Goal of the exercise: Take the entries below and print all of them exactly, please.

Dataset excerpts
○ ○ ○ ○ ○ ○ ○
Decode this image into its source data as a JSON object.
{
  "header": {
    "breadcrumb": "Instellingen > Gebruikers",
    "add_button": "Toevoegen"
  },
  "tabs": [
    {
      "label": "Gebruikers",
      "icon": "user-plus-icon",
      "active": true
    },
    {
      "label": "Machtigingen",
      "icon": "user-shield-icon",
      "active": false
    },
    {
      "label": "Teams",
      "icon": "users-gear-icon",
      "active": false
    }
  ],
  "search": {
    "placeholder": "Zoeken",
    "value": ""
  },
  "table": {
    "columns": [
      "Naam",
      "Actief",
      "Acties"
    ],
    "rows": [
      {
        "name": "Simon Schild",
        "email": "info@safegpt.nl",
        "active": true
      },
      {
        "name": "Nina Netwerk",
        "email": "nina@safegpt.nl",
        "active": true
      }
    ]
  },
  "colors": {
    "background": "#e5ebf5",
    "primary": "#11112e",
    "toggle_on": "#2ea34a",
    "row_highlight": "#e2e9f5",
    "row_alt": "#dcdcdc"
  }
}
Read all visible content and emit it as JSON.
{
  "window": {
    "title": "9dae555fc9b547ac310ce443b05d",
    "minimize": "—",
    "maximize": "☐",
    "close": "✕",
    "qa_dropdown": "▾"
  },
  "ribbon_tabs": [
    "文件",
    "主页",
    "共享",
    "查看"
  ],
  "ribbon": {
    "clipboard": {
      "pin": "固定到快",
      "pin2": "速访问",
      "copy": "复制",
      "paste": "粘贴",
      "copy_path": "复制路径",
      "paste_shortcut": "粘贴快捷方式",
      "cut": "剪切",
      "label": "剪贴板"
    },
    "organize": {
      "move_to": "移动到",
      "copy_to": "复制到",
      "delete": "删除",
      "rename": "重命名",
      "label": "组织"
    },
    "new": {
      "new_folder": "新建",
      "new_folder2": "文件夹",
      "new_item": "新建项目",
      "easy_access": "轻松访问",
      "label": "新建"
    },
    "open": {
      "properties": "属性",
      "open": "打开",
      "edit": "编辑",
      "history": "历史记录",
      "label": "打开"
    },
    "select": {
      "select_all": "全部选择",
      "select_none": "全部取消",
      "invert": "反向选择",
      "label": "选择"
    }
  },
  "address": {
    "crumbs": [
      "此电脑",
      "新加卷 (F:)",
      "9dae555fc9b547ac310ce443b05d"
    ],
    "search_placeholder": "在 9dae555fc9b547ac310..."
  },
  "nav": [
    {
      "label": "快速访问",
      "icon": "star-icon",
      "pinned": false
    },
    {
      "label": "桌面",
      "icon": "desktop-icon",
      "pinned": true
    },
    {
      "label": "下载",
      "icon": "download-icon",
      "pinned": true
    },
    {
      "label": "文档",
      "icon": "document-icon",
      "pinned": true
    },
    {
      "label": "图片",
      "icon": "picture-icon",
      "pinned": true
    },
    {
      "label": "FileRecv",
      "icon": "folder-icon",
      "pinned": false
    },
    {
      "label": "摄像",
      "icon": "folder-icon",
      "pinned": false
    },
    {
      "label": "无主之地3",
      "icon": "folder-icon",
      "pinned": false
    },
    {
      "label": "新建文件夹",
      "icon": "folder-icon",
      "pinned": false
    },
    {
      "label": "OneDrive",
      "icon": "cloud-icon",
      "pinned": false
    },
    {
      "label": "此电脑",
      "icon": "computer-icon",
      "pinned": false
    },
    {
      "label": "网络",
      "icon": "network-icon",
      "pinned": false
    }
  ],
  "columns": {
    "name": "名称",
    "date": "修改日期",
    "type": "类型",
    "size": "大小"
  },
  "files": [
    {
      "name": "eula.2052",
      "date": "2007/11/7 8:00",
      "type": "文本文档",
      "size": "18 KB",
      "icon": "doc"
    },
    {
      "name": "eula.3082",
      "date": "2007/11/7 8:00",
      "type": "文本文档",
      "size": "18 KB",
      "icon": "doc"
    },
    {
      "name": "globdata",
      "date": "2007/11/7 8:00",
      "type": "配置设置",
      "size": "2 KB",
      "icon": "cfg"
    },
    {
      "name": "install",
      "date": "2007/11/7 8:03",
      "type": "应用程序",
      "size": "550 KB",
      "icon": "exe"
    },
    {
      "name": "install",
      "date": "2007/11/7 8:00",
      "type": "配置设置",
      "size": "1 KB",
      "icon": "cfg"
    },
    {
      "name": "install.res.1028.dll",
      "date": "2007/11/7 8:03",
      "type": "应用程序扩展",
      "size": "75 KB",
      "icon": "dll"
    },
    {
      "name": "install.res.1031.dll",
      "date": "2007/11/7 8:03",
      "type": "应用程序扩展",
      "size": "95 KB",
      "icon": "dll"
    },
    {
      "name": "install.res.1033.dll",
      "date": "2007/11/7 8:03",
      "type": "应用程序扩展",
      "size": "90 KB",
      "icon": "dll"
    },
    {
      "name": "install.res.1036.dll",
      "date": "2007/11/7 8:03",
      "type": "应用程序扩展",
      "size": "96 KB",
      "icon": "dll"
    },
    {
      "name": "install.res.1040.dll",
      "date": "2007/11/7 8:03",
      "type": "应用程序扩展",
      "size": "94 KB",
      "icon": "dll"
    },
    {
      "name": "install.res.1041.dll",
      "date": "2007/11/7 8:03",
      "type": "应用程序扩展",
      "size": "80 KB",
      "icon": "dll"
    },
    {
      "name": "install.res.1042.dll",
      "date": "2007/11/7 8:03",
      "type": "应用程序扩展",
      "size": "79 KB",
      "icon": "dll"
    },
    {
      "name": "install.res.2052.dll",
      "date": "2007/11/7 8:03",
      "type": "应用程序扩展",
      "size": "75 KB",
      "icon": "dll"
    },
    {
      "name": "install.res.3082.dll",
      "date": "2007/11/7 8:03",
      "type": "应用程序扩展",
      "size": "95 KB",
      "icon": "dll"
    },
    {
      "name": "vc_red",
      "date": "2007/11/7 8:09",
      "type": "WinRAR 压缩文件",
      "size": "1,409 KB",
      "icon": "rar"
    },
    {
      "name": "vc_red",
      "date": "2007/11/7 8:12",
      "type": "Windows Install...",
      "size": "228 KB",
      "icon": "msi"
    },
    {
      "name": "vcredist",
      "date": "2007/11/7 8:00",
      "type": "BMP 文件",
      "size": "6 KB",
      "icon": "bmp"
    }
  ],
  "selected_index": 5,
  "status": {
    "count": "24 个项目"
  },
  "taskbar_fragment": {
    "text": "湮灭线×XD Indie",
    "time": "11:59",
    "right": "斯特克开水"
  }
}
○ ○ ○ ○ ○ ○ ○
Task result:
Decode this image into its source data as a JSON object.
{
  "header": {
    "breadcrumb": "Instellingen > Gebruikers",
    "add_button": "Toevoegen"
  },
  "tabs": [
    {
      "label": "Gebruikers",
      "icon": "user-plus-icon",
      "active": true
    },
    {
      "label": "Machtigingen",
      "icon": "user-shield-icon",
      "active": false
    },
    {
      "label": "Teams",
      "icon": "users-gear-icon",
      "active": false
    }
  ],
  "search": {
    "placeholder": "Zoeken",
    "value": ""
  },
  "table": {
    "columns": [
      "Naam",
      "Actief",
      "Acties"
    ],
    "rows": [
      {
        "name": "Simon Schild",
        "email": "info@safegpt.nl",
        "active": true
      },
      {
        "name": "Nina Netwerk",
        "email": "nina@safegpt.nl",
        "active": true
      }
    ]
  },
  "colors": {
    "background": "#e5ebf5",
    "primary": "#11112e",
    "toggle_on": "#2ea34a",
    "row_highlight": "#e2e9f5",
    "row_alt": "#dcdcdc"
  }
}
Read all visible content and emit it as JSON.
{
  "window": {
    "title": "9dae555fc9b547ac310ce443b05d",
    "minimize": "—",
    "maximize": "☐",
    "close": "✕",
    "qa_dropdown": "▾"
  },
  "ribbon_tabs": [
    "文件",
    "主页",
    "共享",
    "查看"
  ],
  "ribbon": {
    "clipboard": {
      "pin": "固定到快",
      "pin2": "速访问",
      "copy": "复制",
      "paste": "粘贴",
      "copy_path": "复制路径",
      "paste_shortcut": "粘贴快捷方式",
      "cut": "剪切",
      "label": "剪贴板"
    },
    "organize": {
      "move_to": "移动到",
      "copy_to": "复制到",
      "delete": "删除",
      "rename": "重命名",
      "label": "组织"
    },
    "new": {
      "new_folder": "新建",
      "new_folder2": "文件夹",
      "new_item": "新建项目",
      "easy_access": "轻松访问",
      "label": "新建"
    },
    "open": {
      "properties": "属性",
      "open": "打开",
      "edit": "编辑",
      "history": "历史记录",
      "label": "打开"
    },
    "select": {
      "select_all": "全部选择",
      "select_none": "全部取消",
      "invert": "反向选择",
      "label": "选择"
    }
  },
  "address": {
    "crumbs": [
      "此电脑",
      "新加卷 (F:)",
      "9dae555fc9b547ac310ce443b05d"
    ],
    "search_placeholder": "在 9dae555fc9b547ac310..."
  },
  "nav": [
    {
      "label": "快速访问",
      "icon": "star-icon",
      "pinned": false
    },
    {
      "label": "桌面",
      "icon": "desktop-icon",
      "pinned": true
    },
    {
      "label": "下载",
      "icon": "download-icon",
      "pinned": true
    },
    {
      "label": "文档",
      "icon": "document-icon",
      "pinned": true
    },
    {
      "label": "图片",
      "icon": "picture-icon",
      "pinned": true
    },
    {
      "label": "FileRecv",
      "icon": "folder-icon",
      "pinned": false
    },
    {
      "label": "摄像",
      "icon": "folder-icon",
      "pinned": false
    },
    {
      "label": "无主之地3",
      "icon": "folder-icon",
      "pinned": false
    },
    {
      "label": "新建文件夹",
      "icon": "folder-icon",
      "pinned": false
    },
    {
      "label": "OneDrive",
      "icon": "cloud-icon",
      "pinned": false
    },
    {
      "label": "此电脑",
      "icon": "computer-icon",
      "pinned": false
    },
    {
      "label": "网络",
      "icon": "network-icon",
      "pinned": false
    }
  ],
  "columns": {
    "name": "名称",
    "date": "修改日期",
    "type": "类型",
    "size": "大小"
  },
  "files": [
    {
      "name": "eula.2052",
      "date": "2007/11/7 8:00",
      "type": "文本文档",
      "size": "18 KB",
      "icon": "doc"
    },
    {
      "name": "eula.3082",
      "date": "2007/11/7 8:00",
      "type": "文本文档",
      "size": "18 KB",
      "icon": "doc"
    },
    {
      "name": "globdata",
      "date": "2007/11/7 8:00",
      "type": "配置设置",
      "size": "2 KB",
      "icon": "cfg"
    },
    {
      "name": "install",
      "date": "2007/11/7 8:03",
      "type": "应用程序",
      "size": "550 KB",
      "icon": "exe"
    },
    {
      "name": "install",
      "date": "2007/11/7 8:00",
      "type": "配置设置",
      "size": "1 KB",
      "icon": "cfg"
    },
    {
      "name": "install.res.1028.dll",
      "date": "2007/11/7 8:03",
      "type": "应用程序扩展",
      "size": "75 KB",
      "icon": "dll"
    },
    {
      "name": "install.res.1031.dll",
      "date": "2007/11/7 8:03",
      "type": "应用程序扩展",
      "size": "95 KB",
      "icon": "dll"
    },
    {
      "name": "install.res.1033.dll",
      "date": "2007/11/7 8:03",
      "type": "应用程序扩展",
      "size": "90 KB",
      "icon": "dll"
    },
    {
      "name": "install.res.1036.dll",
      "date": "2007/11/7 8:03",
      "type": "应用程序扩展",
      "size": "96 KB",
      "icon": "dll"
    },
    {
      "name": "install.res.1040.dll",
      "date": "2007/11/7 8:03",
      "type": "应用程序扩展",
      "size": "94 KB",
      "icon": "dll"
    },
    {
      "name": "install.res.1041.dll",
      "date": "2007/11/7 8:03",
      "type": "应用程序扩展",
      "size": "80 KB",
      "icon": "dll"
    },
    {
      "name": "install.res.1042.dll",
      "date": "2007/11/7 8:03",
      "type": "应用程序扩展",
      "size": "79 KB",
      "icon": "dll"
    },
    {
      "name": "install.res.2052.dll",
      "date": "2007/11/7 8:03",
      "type": "应用程序扩展",
      "size": "75 KB",
      "icon": "dll"
    },
    {
      "name": "install.res.3082.dll",
      "date": "2007/11/7 8:03",
      "type": "应用程序扩展",
      "size": "95 KB",
      "icon": "dll"
    },
    {
      "name": "vc_red",
      "date": "2007/11/7 8:09",
      "type": "WinRAR 压缩文件",
      "size": "1,409 KB",
      "icon": "rar"
    },
    {
      "name": "vc_red",
      "date": "2007/11/7 8:12",
      "type": "Windows Install...",
      "size": "228 KB",
      "icon": "msi"
    },
    {
      "name": "vcredist",
      "date": "2007/11/7 8:00",
      "type": "BMP 文件",
      "size": "6 KB",
      "icon": "bmp"
    }
  ],
  "selected_index": 5,
  "status": {
    "count": "24 个项目"
  },
  "taskbar_fragment": {
    "text": "湮灭线×XD Indie",
    "time": "11:59",
    "right": "斯特克开水"
  }
}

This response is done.